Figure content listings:
***

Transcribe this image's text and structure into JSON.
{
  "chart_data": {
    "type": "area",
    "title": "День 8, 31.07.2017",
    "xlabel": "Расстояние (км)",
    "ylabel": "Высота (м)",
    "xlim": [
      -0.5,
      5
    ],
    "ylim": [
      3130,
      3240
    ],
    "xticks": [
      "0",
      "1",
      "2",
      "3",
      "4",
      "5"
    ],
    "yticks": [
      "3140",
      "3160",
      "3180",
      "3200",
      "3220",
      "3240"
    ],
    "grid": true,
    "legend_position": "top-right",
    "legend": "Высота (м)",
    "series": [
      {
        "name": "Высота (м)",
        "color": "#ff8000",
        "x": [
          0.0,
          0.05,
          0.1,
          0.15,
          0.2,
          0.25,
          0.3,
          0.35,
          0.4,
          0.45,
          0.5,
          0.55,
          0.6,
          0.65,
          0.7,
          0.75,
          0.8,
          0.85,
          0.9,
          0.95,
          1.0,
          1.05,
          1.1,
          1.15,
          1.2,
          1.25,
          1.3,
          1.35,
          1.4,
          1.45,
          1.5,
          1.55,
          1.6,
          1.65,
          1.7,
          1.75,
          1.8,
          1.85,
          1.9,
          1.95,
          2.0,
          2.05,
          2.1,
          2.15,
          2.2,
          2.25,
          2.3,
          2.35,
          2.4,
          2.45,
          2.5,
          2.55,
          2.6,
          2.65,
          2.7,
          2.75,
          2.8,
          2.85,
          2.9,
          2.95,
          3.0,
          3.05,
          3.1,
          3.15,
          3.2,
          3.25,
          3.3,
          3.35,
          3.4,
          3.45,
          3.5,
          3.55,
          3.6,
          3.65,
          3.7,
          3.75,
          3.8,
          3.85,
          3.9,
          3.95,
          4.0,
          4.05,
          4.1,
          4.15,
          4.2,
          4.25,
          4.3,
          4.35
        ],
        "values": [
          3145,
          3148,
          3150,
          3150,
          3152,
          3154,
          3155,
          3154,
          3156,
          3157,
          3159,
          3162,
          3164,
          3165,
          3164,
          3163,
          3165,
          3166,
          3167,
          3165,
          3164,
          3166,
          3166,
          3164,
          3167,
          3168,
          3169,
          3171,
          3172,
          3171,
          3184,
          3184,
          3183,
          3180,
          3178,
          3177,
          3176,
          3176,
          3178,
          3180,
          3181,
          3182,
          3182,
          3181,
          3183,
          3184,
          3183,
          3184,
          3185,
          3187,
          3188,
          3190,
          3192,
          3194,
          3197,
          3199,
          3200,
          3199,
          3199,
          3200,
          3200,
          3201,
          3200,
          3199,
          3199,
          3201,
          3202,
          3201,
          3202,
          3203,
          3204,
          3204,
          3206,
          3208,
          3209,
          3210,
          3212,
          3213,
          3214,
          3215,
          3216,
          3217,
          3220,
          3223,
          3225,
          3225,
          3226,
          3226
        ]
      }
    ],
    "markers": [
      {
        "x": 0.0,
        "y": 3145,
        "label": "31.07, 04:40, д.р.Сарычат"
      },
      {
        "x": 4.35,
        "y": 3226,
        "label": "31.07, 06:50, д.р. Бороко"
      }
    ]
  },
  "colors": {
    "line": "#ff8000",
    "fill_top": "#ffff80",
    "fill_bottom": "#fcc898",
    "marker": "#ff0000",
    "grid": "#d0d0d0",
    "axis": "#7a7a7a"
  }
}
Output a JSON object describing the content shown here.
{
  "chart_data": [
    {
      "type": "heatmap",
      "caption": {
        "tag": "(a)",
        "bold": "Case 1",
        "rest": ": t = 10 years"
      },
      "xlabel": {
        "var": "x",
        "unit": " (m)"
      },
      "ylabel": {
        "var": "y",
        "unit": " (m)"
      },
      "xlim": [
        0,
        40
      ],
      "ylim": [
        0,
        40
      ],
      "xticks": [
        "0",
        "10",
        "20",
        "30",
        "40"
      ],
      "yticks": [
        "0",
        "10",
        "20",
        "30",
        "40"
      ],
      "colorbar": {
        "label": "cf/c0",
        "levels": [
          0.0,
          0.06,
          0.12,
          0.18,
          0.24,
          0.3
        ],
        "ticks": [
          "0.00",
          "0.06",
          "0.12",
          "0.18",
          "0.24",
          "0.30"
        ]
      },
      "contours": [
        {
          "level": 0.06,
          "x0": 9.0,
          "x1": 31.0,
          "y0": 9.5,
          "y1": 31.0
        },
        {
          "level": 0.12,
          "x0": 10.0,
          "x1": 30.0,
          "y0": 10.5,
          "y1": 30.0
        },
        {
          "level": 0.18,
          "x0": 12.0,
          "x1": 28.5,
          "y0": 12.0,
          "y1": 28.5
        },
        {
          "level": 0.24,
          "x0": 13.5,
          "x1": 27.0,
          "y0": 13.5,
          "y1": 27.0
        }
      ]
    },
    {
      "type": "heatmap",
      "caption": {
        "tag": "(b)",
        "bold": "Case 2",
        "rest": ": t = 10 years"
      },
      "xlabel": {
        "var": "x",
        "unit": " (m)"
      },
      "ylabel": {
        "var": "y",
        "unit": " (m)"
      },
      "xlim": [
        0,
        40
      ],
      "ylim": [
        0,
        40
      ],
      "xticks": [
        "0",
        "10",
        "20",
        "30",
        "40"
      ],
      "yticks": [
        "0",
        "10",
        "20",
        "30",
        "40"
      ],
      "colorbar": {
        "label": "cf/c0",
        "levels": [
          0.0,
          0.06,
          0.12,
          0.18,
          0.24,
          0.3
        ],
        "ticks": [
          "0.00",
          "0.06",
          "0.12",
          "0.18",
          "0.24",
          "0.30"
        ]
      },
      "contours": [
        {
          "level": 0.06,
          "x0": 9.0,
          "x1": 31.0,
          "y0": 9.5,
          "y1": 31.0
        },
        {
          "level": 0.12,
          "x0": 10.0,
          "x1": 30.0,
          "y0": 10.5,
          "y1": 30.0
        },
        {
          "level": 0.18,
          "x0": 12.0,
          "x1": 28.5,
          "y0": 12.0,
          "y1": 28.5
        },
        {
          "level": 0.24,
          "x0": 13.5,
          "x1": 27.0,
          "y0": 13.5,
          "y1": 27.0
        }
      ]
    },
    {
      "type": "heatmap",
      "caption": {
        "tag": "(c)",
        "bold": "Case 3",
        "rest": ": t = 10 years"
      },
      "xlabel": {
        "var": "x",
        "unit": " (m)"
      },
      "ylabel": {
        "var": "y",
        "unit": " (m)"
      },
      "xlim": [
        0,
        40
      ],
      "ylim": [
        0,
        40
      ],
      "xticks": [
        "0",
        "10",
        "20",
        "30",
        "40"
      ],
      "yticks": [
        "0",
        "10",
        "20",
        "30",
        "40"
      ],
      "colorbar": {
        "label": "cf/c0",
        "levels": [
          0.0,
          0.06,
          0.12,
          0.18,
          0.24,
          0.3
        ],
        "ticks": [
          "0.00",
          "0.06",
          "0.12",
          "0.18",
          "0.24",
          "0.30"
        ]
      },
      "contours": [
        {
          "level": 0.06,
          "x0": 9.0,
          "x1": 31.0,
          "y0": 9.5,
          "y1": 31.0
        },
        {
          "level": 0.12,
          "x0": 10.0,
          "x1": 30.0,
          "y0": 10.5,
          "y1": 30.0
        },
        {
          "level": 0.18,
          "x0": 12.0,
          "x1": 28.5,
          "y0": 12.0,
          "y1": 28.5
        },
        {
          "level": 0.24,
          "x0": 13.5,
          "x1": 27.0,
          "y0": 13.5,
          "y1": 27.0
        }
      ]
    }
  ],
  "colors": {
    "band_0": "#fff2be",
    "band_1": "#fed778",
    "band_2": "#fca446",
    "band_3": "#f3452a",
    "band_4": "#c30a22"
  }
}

***

Aim of the task:
Extract all the entries word for word.

Solution for this task:
Transcribe this image's text and structure into JSON.
{
  "chart_data": {
    "type": "area",
    "title": "День 8, 31.07.2017",
    "xlabel": "Расстояние (км)",
    "ylabel": "Высота (м)",
    "xlim": [
      -0.5,
      5
    ],
    "ylim": [
      3130,
      3240
    ],
    "xticks": [
      "0",
      "1",
      "2",
      "3",
      "4",
      "5"
    ],
    "yticks": [
      "3140",
      "3160",
      "3180",
      "3200",
      "3220",
      "3240"
    ],
    "grid": true,
    "legend_position": "top-right",
    "legend": "Высота (м)",
    "series": [
      {
        "name": "Высота (м)",
        "color": "#ff8000",
        "x": [
          0.0,
          0.05,
          0.1,
          0.15,
          0.2,
          0.25,
          0.3,
          0.35,
          0.4,
          0.45,
          0.5,
          0.55,
          0.6,
          0.65,
          0.7,
          0.75,
          0.8,
          0.85,
          0.9,
          0.95,
          1.0,
          1.05,
          1.1,
          1.15,
          1.2,
          1.25,
          1.3,
          1.35,
          1.4,
          1.45,
          1.5,
          1.55,
          1.6,
          1.65,
          1.7,
          1.75,
          1.8,
          1.85,
          1.9,
          1.95,
          2.0,
          2.05,
          2.1,
          2.15,
          2.2,
          2.25,
          2.3,
          2.35,
          2.4,
          2.45,
          2.5,
          2.55,
          2.6,
          2.65,
          2.7,
          2.75,
          2.8,
          2.85,
          2.9,
          2.95,
          3.0,
          3.05,
          3.1,
          3.15,
          3.2,
          3.25,
          3.3,
          3.35,
          3.4,
          3.45,
          3.5,
          3.55,
          3.6,
          3.65,
          3.7,
          3.75,
          3.8,
          3.85,
          3.9,
          3.95,
          4.0,
          4.05,
          4.1,
          4.15,
          4.2,
          4.25,
          4.3,
          4.35
        ],
        "values": [
          3145,
          3148,
          3150,
          3150,
          3152,
          3154,
          3155,
          3154,
          3156,
          3157,
          3159,
          3162,
          3164,
          3165,
          3164,
          3163,
          3165,
          3166,
          3167,
          3165,
          3164,
          3166,
          3166,
          3164,
          3167,
          3168,
          3169,
          3171,
          3172,
          3171,
          3184,
          3184,
          3183,
          3180,
          3178,
          3177,
          3176,
          3176,
          3178,
          3180,
          3181,
          3182,
          3182,
          3181,
          3183,
          3184,
          3183,
          3184,
          3185,
          3187,
          3188,
          3190,
          3192,
          3194,
          3197,
          3199,
          3200,
          3199,
          3199,
          3200,
          3200,
          3201,
          3200,
          3199,
          3199,
          3201,
          3202,
          3201,
          3202,
          3203,
          3204,
          3204,
          3206,
          3208,
          3209,
          3210,
          3212,
          3213,
          3214,
          3215,
          3216,
          3217,
          3220,
          3223,
          3225,
          3225,
          3226,
          3226
        ]
      }
    ],
    "markers": [
      {
        "x": 0.0,
        "y": 3145,
        "label": "31.07, 04:40, д.р.Сарычат"
      },
      {
        "x": 4.35,
        "y": 3226,
        "label": "31.07, 06:50, д.р. Бороко"
      }
    ]
  },
  "colors": {
    "line": "#ff8000",
    "fill_top": "#ffff80",
    "fill_bottom": "#fcc898",
    "marker": "#ff0000",
    "grid": "#d0d0d0",
    "axis": "#7a7a7a"
  }
}
Output a JSON object describing the content shown here.
{
  "chart_data": [
    {
      "type": "heatmap",
      "caption": {
        "tag": "(a)",
        "bold": "Case 1",
        "rest": ": t = 10 years"
      },
      "xlabel": {
        "var": "x",
        "unit": " (m)"
      },
      "ylabel": {
        "var": "y",
        "unit": " (m)"
      },
      "xlim": [
        0,
        40
      ],
      "ylim": [
        0,
        40
      ],
      "xticks": [
        "0",
        "10",
        "20",
        "30",
        "40"
      ],
      "yticks": [
        "0",
        "10",
        "20",
        "30",
        "40"
      ],
      "colorbar": {
        "label": "cf/c0",
        "levels": [
          0.0,
          0.06,
          0.12,
          0.18,
          0.24,
          0.3
        ],
        "ticks": [
          "0.00",
          "0.06",
          "0.12",
          "0.18",
          "0.24",
          "0.30"
        ]
      },
      "contours": [
        {
          "level": 0.06,
          "x0": 9.0,
          "x1": 31.0,
          "y0": 9.5,
          "y1": 31.0
        },
        {
          "level": 0.12,
          "x0": 10.0,
          "x1": 30.0,
          "y0": 10.5,
          "y1": 30.0
        },
        {
          "level": 0.18,
          "x0": 12.0,
          "x1": 28.5,
          "y0": 12.0,
          "y1": 28.5
        },
        {
          "level": 0.24,
          "x0": 13.5,
          "x1": 27.0,
          "y0": 13.5,
          "y1": 27.0
        }
      ]
    },
    {
      "type": "heatmap",
      "caption": {
        "tag": "(b)",
        "bold": "Case 2",
        "rest": ": t = 10 years"
      },
      "xlabel": {
        "var": "x",
        "unit": " (m)"
      },
      "ylabel": {
        "var": "y",
        "unit": " (m)"
      },
      "xlim": [
        0,
        40
      ],
      "ylim": [
        0,
        40
      ],
      "xticks": [
        "0",
        "10",
        "20",
        "30",
        "40"
      ],
      "yticks": [
        "0",
        "10",
        "20",
        "30",
        "40"
      ],
      "colorbar": {
        "label": "cf/c0",
        "levels": [
          0.0,
          0.06,
          0.12,
          0.18,
          0.24,
          0.3
        ],
        "ticks": [
          "0.00",
          "0.06",
          "0.12",
          "0.18",
          "0.24",
          "0.30"
        ]
      },
      "contours": [
        {
          "level": 0.06,
          "x0": 9.0,
          "x1": 31.0,
          "y0": 9.5,
          "y1": 31.0
        },
        {
          "level": 0.12,
          "x0": 10.0,
          "x1": 30.0,
          "y0": 10.5,
          "y1": 30.0
        },
        {
          "level": 0.18,
          "x0": 12.0,
          "x1": 28.5,
          "y0": 12.0,
          "y1": 28.5
        },
        {
          "level": 0.24,
          "x0": 13.5,
          "x1": 27.0,
          "y0": 13.5,
          "y1": 27.0
        }
      ]
    },
    {
      "type": "heatmap",
      "caption": {
        "tag": "(c)",
        "bold": "Case 3",
        "rest": ": t = 10 years"
      },
      "xlabel": {
        "var": "x",
        "unit": " (m)"
      },
      "ylabel": {
        "var": "y",
        "unit": " (m)"
      },
      "xlim": [
        0,
        40
      ],
      "ylim": [
        0,
        40
      ],
      "xticks": [
        "0",
        "10",
        "20",
        "30",
        "40"
      ],
      "yticks": [
        "0",
        "10",
        "20",
        "30",
        "40"
      ],
      "colorbar": {
        "label": "cf/c0",
        "levels": [
          0.0,
          0.06,
          0.12,
          0.18,
          0.24,
          0.3
        ],
        "ticks": [
          "0.00",
          "0.06",
          "0.12",
          "0.18",
          "0.24",
          "0.30"
        ]
      },
      "contours": [
        {
          "level": 0.06,
          "x0": 9.0,
          "x1": 31.0,
          "y0": 9.5,
          "y1": 31.0
        },
        {
          "level": 0.12,
          "x0": 10.0,
          "x1": 30.0,
          "y0": 10.5,
          "y1": 30.0
        },
        {
          "level": 0.18,
          "x0": 12.0,
          "x1": 28.5,
          "y0": 12.0,
          "y1": 28.5
        },
        {
          "level": 0.24,
          "x0": 13.5,
          "x1": 27.0,
          "y0": 13.5,
          "y1": 27.0
        }
      ]
    }
  ],
  "colors": {
    "band_0": "#fff2be",
    "band_1": "#fed778",
    "band_2": "#fca446",
    "band_3": "#f3452a",
    "band_4": "#c30a22"
  }
}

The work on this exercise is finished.